### What to produce
Write out the records below word for word, please.

-------- Task data --------

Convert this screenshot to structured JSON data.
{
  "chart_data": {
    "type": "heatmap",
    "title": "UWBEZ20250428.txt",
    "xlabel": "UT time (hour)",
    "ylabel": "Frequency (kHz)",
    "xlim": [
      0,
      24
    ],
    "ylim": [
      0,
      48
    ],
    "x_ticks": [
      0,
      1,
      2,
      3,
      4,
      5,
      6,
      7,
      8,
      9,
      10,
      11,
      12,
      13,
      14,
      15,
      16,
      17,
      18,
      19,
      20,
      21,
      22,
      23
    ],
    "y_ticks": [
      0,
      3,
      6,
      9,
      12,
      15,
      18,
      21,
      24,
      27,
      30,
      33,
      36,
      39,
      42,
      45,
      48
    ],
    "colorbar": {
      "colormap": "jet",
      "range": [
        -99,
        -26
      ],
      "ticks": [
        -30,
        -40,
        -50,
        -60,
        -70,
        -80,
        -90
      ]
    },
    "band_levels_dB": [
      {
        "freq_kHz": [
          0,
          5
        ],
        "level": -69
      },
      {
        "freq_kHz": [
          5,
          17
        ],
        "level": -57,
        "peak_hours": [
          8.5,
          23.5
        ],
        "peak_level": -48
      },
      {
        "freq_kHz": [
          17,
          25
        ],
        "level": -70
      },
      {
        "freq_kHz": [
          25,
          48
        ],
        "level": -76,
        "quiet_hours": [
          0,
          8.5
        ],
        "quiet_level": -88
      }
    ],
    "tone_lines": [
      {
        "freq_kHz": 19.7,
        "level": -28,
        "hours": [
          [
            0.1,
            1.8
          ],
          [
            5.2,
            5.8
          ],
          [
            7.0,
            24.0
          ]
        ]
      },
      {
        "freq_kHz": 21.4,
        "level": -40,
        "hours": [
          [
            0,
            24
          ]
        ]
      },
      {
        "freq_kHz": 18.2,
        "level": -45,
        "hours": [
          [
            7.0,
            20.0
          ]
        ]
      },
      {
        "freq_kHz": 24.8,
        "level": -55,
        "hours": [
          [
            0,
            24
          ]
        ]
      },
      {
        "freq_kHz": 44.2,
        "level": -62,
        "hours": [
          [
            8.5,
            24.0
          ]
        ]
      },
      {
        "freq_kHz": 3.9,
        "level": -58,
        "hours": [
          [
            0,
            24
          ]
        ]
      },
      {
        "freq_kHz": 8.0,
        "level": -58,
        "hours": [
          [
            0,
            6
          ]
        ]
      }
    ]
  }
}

--------

### Result for this task
Convert this screenshot to structured JSON data.
{
  "chart_data": {
    "type": "heatmap",
    "title": "UWBEZ20250428.txt",
    "xlabel": "UT time (hour)",
    "ylabel": "Frequency (kHz)",
    "xlim": [
      0,
      24
    ],
    "ylim": [
      0,
      48
    ],
    "x_ticks": [
      0,
      1,
      2,
      3,
      4,
      5,
      6,
      7,
      8,
      9,
      10,
      11,
      12,
      13,
      14,
      15,
      16,
      17,
      18,
      19,
      20,
      21,
      22,
      23
    ],
    "y_ticks": [
      0,
      3,
      6,
      9,
      12,
      15,
      18,
      21,
      24,
      27,
      30,
      33,
      36,
      39,
      42,
      45,
      48
    ],
    "colorbar": {
      "colormap": "jet",
      "range": [
        -99,
        -26
      ],
      "ticks": [
        -30,
        -40,
        -50,
        -60,
        -70,
        -80,
        -90
      ]
    },
    "band_levels_dB": [
      {
        "freq_kHz": [
          0,
          5
        ],
        "level": -69
      },
      {
        "freq_kHz": [
          5,
          17
        ],
        "level": -57,
        "peak_hours": [
          8.5,
          23.5
        ],
        "peak_level": -48
      },
      {
        "freq_kHz": [
          17,
          25
        ],
        "level": -70
      },
      {
        "freq_kHz": [
          25,
          48
        ],
        "level": -76,
        "quiet_hours": [
          0,
          8.5
        ],
        "quiet_level": -88
      }
    ],
    "tone_lines": [
      {
        "freq_kHz": 19.7,
        "level": -28,
        "hours": [
          [
            0.1,
            1.8
          ],
          [
            5.2,
            5.8
          ],
          [
            7.0,
            24.0
          ]
        ]
      },
      {
        "freq_kHz": 21.4,
        "level": -40,
        "hours": [
          [
            0,
            24
          ]
        ]
      },
      {
        "freq_kHz": 18.2,
        "level": -45,
        "hours": [
          [
            7.0,
            20.0
          ]
        ]
      },
      {
        "freq_kHz": 24.8,
        "level": -55,
        "hours": [
          [
            0,
            24
          ]
        ]
      },
      {
        "freq_kHz": 44.2,
        "level": -62,
        "hours": [
          [
            8.5,
            24.0
          ]
        ]
      },
      {
        "freq_kHz": 3.9,
        "level": -58,
        "hours": [
          [
            0,
            24
          ]
        ]
      },
      {
        "freq_kHz": 8.0,
        "level": -58,
        "hours": [
          [
            0,
            6
          ]
        ]
      }
    ]
  }
}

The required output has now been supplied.